WORK TO DO:
Copy all records verbatim.

═══ INPUT RECORDS ═══

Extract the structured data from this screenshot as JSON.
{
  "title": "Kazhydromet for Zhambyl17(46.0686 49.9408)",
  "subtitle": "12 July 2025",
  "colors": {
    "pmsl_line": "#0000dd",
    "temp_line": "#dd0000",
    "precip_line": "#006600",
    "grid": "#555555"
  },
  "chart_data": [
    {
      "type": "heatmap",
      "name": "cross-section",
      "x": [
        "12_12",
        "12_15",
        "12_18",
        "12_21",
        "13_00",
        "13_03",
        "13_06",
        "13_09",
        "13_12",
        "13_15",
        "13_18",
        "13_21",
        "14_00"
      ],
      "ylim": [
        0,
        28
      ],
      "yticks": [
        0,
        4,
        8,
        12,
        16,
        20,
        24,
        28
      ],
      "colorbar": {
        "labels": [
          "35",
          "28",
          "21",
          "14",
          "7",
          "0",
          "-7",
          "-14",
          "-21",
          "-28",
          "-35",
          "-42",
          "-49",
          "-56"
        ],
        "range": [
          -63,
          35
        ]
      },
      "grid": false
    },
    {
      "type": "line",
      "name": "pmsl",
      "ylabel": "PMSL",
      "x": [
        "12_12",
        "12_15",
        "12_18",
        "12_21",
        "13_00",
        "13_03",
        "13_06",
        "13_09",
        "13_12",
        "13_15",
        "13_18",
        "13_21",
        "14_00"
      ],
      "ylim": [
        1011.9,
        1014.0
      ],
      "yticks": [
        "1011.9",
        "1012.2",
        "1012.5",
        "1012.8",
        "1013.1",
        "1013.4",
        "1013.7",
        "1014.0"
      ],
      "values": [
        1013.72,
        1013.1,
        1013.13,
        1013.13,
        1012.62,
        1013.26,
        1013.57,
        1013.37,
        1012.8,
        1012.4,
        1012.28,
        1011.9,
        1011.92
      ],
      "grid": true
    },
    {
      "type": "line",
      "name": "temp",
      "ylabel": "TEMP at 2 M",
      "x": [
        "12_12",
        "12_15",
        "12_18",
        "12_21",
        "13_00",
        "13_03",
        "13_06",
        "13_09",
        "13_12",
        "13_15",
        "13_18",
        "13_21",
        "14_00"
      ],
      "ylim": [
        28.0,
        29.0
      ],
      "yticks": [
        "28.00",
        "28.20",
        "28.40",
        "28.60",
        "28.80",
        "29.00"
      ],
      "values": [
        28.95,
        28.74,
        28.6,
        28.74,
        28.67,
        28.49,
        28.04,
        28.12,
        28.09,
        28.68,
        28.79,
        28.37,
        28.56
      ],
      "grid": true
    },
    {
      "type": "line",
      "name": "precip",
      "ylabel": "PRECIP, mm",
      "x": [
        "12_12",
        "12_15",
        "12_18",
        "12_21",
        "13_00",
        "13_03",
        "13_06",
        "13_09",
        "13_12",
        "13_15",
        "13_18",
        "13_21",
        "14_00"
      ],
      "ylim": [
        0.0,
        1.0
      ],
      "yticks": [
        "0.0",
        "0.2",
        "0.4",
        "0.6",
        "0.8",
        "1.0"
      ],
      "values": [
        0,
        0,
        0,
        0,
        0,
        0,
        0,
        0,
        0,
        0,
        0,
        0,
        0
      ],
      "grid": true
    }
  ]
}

═══

THE SOLUTION:
Extract the structured data from this screenshot as JSON.
{
  "title": "Kazhydromet for Zhambyl17(46.0686 49.9408)",
  "subtitle": "12 July 2025",
  "colors": {
    "pmsl_line": "#0000dd",
    "temp_line": "#dd0000",
    "precip_line": "#006600",
    "grid": "#555555"
  },
  "chart_data": [
    {
      "type": "heatmap",
      "name": "cross-section",
      "x": [
        "12_12",
        "12_15",
        "12_18",
        "12_21",
        "13_00",
        "13_03",
        "13_06",
        "13_09",
        "13_12",
        "13_15",
        "13_18",
        "13_21",
        "14_00"
      ],
      "ylim": [
        0,
        28
      ],
      "yticks": [
        0,
        4,
        8,
        12,
        16,
        20,
        24,
        28
      ],
      "colorbar": {
        "labels": [
          "35",
          "28",
          "21",
          "14",
          "7",
          "0",
          "-7",
          "-14",
          "-21",
          "-28",
          "-35",
          "-42",
          "-49",
          "-56"
        ],
        "range": [
          -63,
          35
        ]
      },
      "grid": false
    },
    {
      "type": "line",
      "name": "pmsl",
      "ylabel": "PMSL",
      "x": [
        "12_12",
        "12_15",
        "12_18",
        "12_21",
        "13_00",
        "13_03",
        "13_06",
        "13_09",
        "13_12",
        "13_15",
        "13_18",
        "13_21",
        "14_00"
      ],
      "ylim": [
        1011.9,
        1014.0
      ],
      "yticks": [
        "1011.9",
        "1012.2",
        "1012.5",
        "1012.8",
        "1013.1",
        "1013.4",
        "1013.7",
        "1014.0"
      ],
      "values": [
        1013.72,
        1013.1,
        1013.13,
        1013.13,
        1012.62,
        1013.26,
        1013.57,
        1013.37,
        1012.8,
        1012.4,
        1012.28,
        1011.9,
        1011.92
      ],
      "grid": true
    },
    {
      "type": "line",
      "name": "temp",
      "ylabel": "TEMP at 2 M",
      "x": [
        "12_12",
        "12_15",
        "12_18",
        "12_21",
        "13_00",
        "13_03",
        "13_06",
        "13_09",
        "13_12",
        "13_15",
        "13_18",
        "13_21",
        "14_00"
      ],
      "ylim": [
        28.0,
        29.0
      ],
      "yticks": [
        "28.00",
        "28.20",
        "28.40",
        "28.60",
        "28.80",
        "29.00"
      ],
      "values": [
        28.95,
        28.74,
        28.6,
        28.74,
        28.67,
        28.49,
        28.04,
        28.12,
        28.09,
        28.68,
        28.79,
        28.37,
        28.56
      ],
      "grid": true
    },
    {
      "type": "line",
      "name": "precip",
      "ylabel": "PRECIP, mm",
      "x": [
        "12_12",
        "12_15",
        "12_18",
        "12_21",
        "13_00",
        "13_03",
        "13_06",
        "13_09",
        "13_12",
        "13_15",
        "13_18",
        "13_21",
        "14_00"
      ],
      "ylim": [
        0.0,
        1.0
      ],
      "yticks": [
        "0.0",
        "0.2",
        "0.4",
        "0.6",
        "0.8",
        "1.0"
      ],
      "values": [
        0,
        0,
        0,
        0,
        0,
        0,
        0,
        0,
        0,
        0,
        0,
        0,
        0
      ],
      "grid": true
    }
  ]
}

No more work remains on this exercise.